§ WHAT THE TASK ASKS
Can you print the data exactly and leave out each image?

§ DATA EXTRACT
>>>>

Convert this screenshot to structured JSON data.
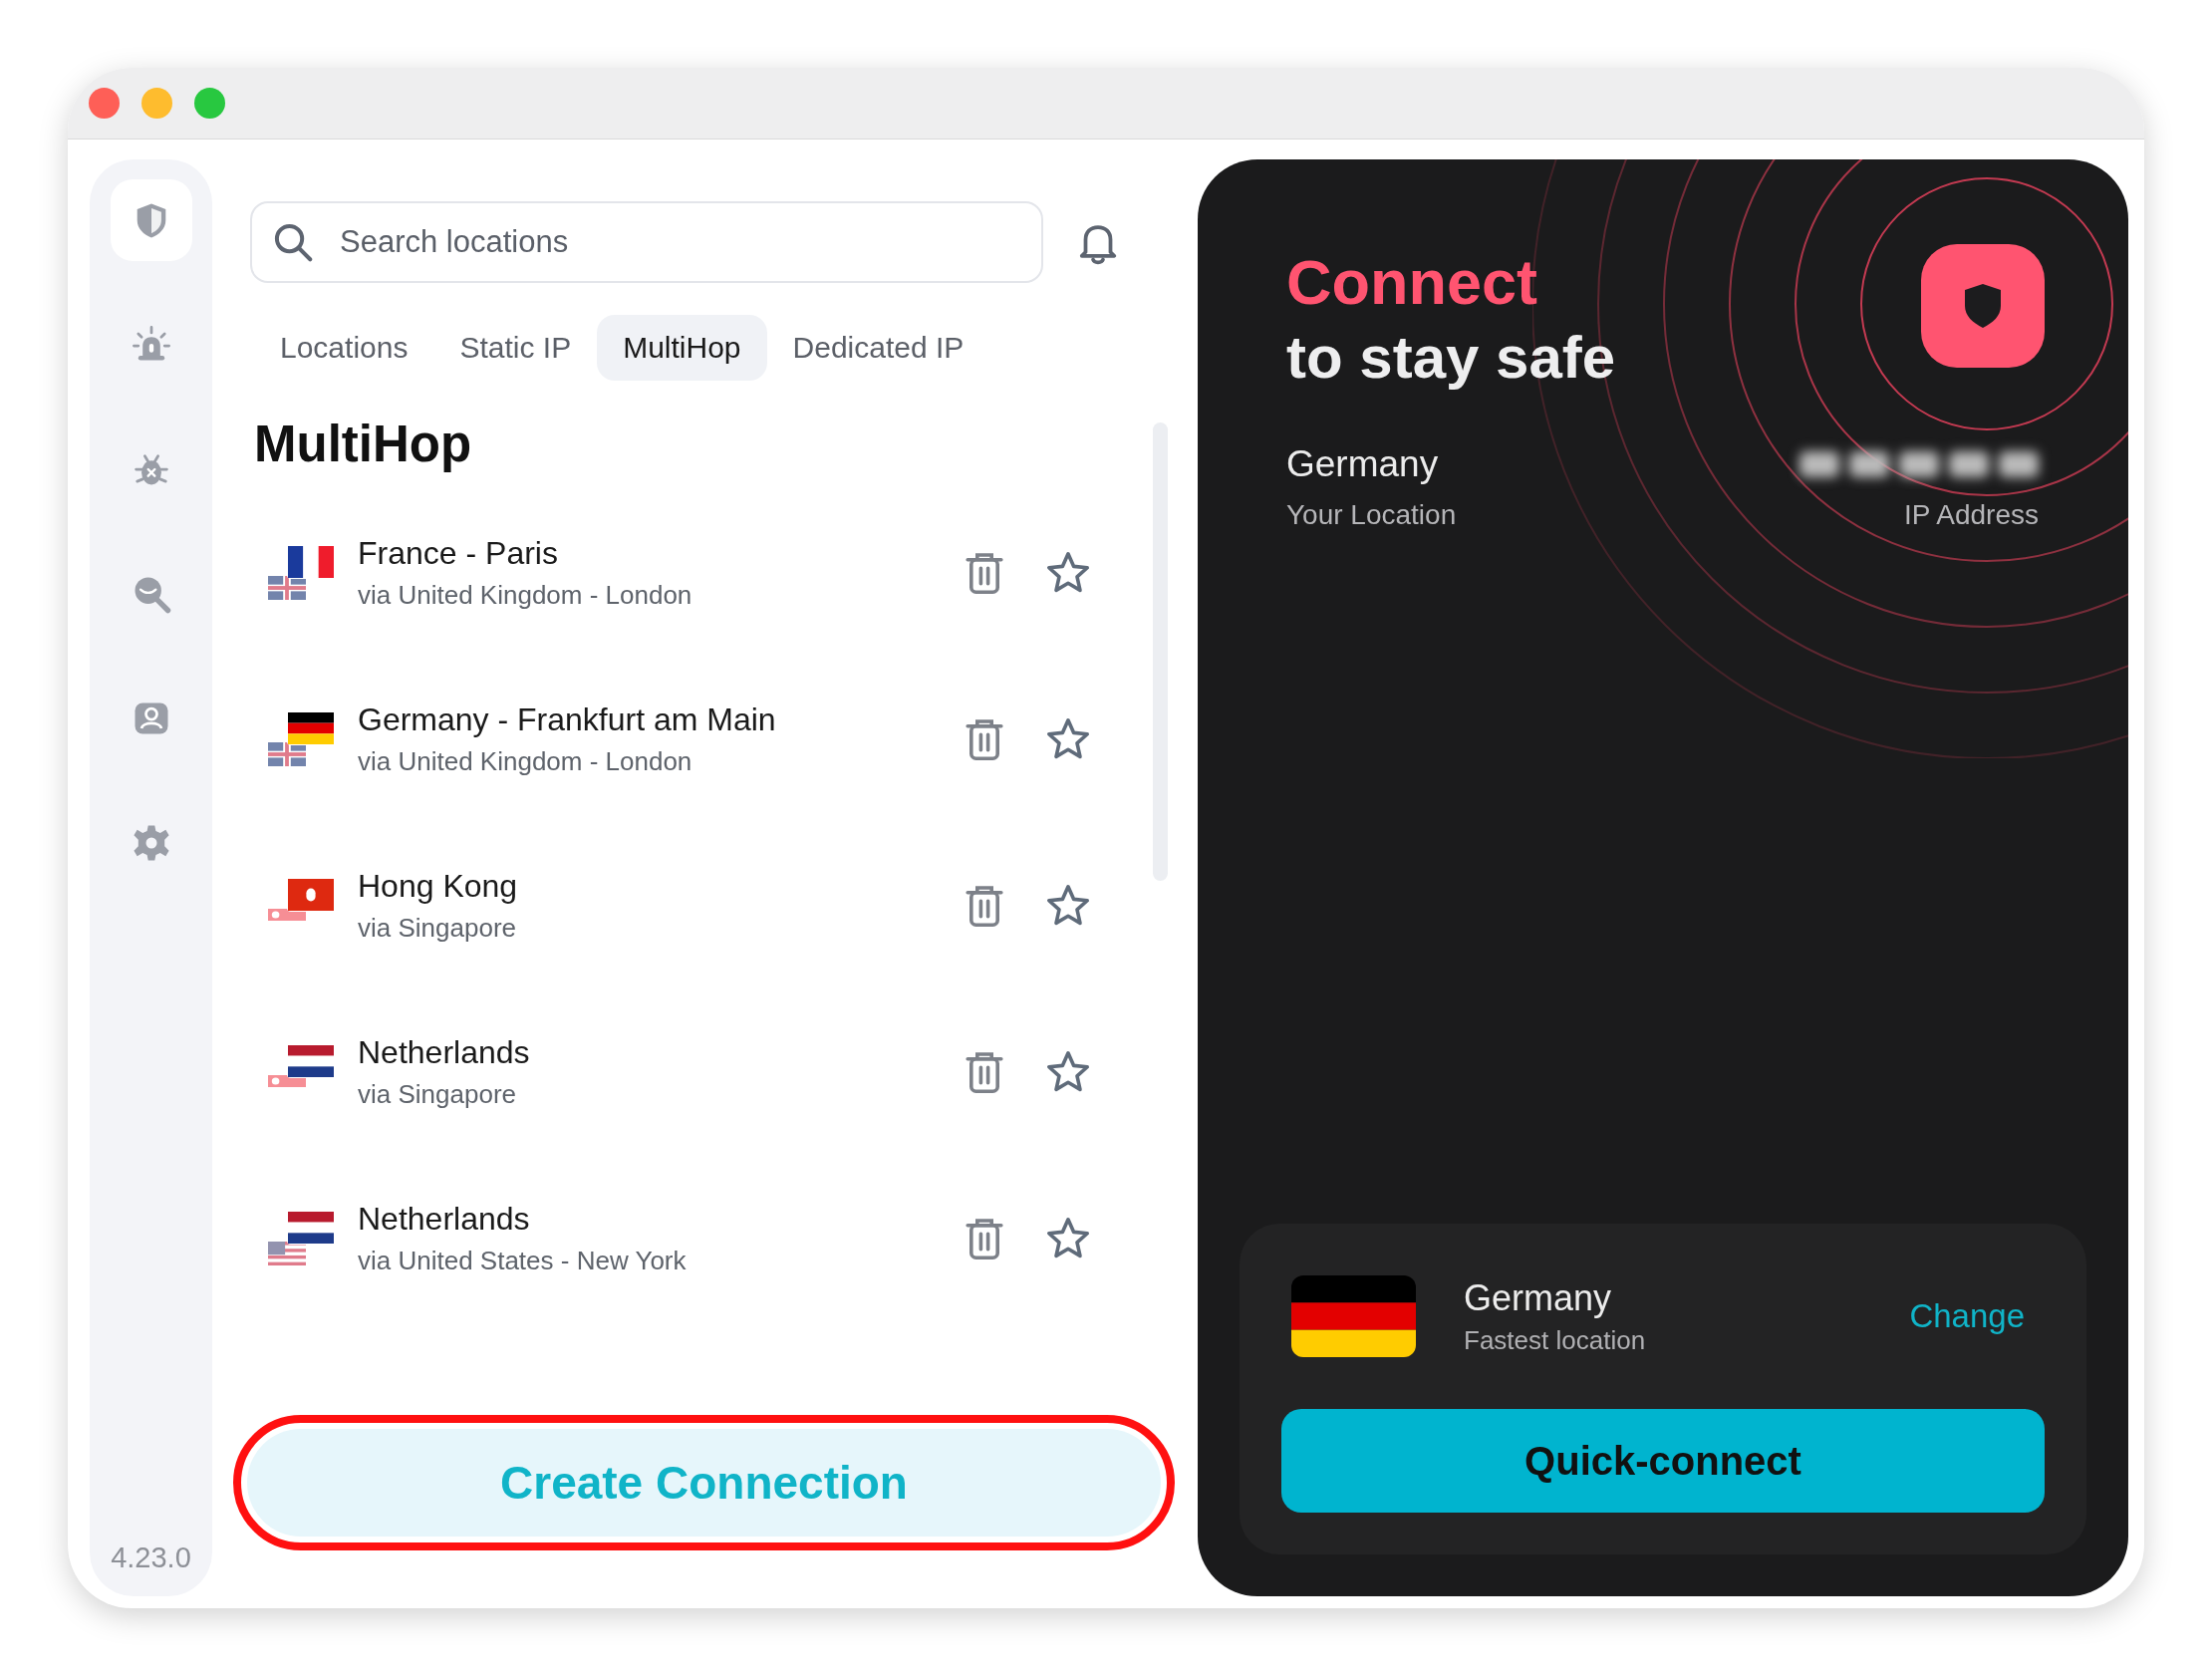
{
  "sidebar": {
    "items": [
      {
        "kind": "shield",
        "selected": true
      },
      {
        "kind": "alarm",
        "selected": false
      },
      {
        "kind": "bug",
        "selected": false
      },
      {
        "kind": "eye-search",
        "selected": false
      },
      {
        "kind": "account",
        "selected": false
      },
      {
        "kind": "settings",
        "selected": false
      }
    ],
    "version": "4.23.0"
  },
  "search": {
    "placeholder": "Search locations"
  },
  "tabs": [
    {
      "label": "Locations",
      "selected": false
    },
    {
      "label": "Static IP",
      "selected": false
    },
    {
      "label": "MultiHop",
      "selected": true
    },
    {
      "label": "Dedicated IP",
      "selected": false
    }
  ],
  "heading": "MultiHop",
  "routes": [
    {
      "name": "France - Paris",
      "via": "via United Kingdom - London",
      "flag": {
        "kind": "fr"
      },
      "via_flag": {
        "kind": "gb"
      }
    },
    {
      "name": "Germany - Frankfurt am Main",
      "via": "via United Kingdom - London",
      "flag": {
        "kind": "de"
      },
      "via_flag": {
        "kind": "gb"
      }
    },
    {
      "name": "Hong Kong",
      "via": "via Singapore",
      "flag": {
        "kind": "hk"
      },
      "via_flag": {
        "kind": "sg"
      }
    },
    {
      "name": "Netherlands",
      "via": "via Singapore",
      "flag": {
        "kind": "nl"
      },
      "via_flag": {
        "kind": "sg"
      }
    },
    {
      "name": "Netherlands",
      "via": "via United States - New York",
      "flag": {
        "kind": "nl"
      },
      "via_flag": {
        "kind": "us"
      }
    }
  ],
  "create_button": "Create Connection",
  "status": {
    "headline": "Connect",
    "subheadline": "to stay safe",
    "location": "Germany",
    "location_label": "Your Location",
    "ip_label": "IP Address"
  },
  "quick_connect": {
    "country": "Germany",
    "note": "Fastest location",
    "flag": {
      "kind": "de"
    },
    "change": "Change",
    "button": "Quick-connect"
  }
}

<<<<

§ FINISHED ANSWER
Convert this screenshot to structured JSON data.
{
  "sidebar": {
    "items": [
      {
        "kind": "shield",
        "selected": true
      },
      {
        "kind": "alarm",
        "selected": false
      },
      {
        "kind": "bug",
        "selected": false
      },
      {
        "kind": "eye-search",
        "selected": false
      },
      {
        "kind": "account",
        "selected": false
      },
      {
        "kind": "settings",
        "selected": false
      }
    ],
    "version": "4.23.0"
  },
  "search": {
    "placeholder": "Search locations"
  },
  "tabs": [
    {
      "label": "Locations",
      "selected": false
    },
    {
      "label": "Static IP",
      "selected": false
    },
    {
      "label": "MultiHop",
      "selected": true
    },
    {
      "label": "Dedicated IP",
      "selected": false
    }
  ],
  "heading": "MultiHop",
  "routes": [
    {
      "name": "France - Paris",
      "via": "via United Kingdom - London",
      "flag": {
        "kind": "fr"
      },
      "via_flag": {
        "kind": "gb"
      }
    },
    {
      "name": "Germany - Frankfurt am Main",
      "via": "via United Kingdom - London",
      "flag": {
        "kind": "de"
      },
      "via_flag": {
        "kind": "gb"
      }
    },
    {
      "name": "Hong Kong",
      "via": "via Singapore",
      "flag": {
        "kind": "hk"
      },
      "via_flag": {
        "kind": "sg"
      }
    },
    {
      "name": "Netherlands",
      "via": "via Singapore",
      "flag": {
        "kind": "nl"
      },
      "via_flag": {
        "kind": "sg"
      }
    },
    {
      "name": "Netherlands",
      "via": "via United States - New York",
      "flag": {
        "kind": "nl"
      },
      "via_flag": {
        "kind": "us"
      }
    }
  ],
  "create_button": "Create Connection",
  "status": {
    "headline": "Connect",
    "subheadline": "to stay safe",
    "location": "Germany",
    "location_label": "Your Location",
    "ip_label": "IP Address"
  },
  "quick_connect": {
    "country": "Germany",
    "note": "Fastest location",
    "flag": {
      "kind": "de"
    },
    "change": "Change",
    "button": "Quick-connect"
  }
}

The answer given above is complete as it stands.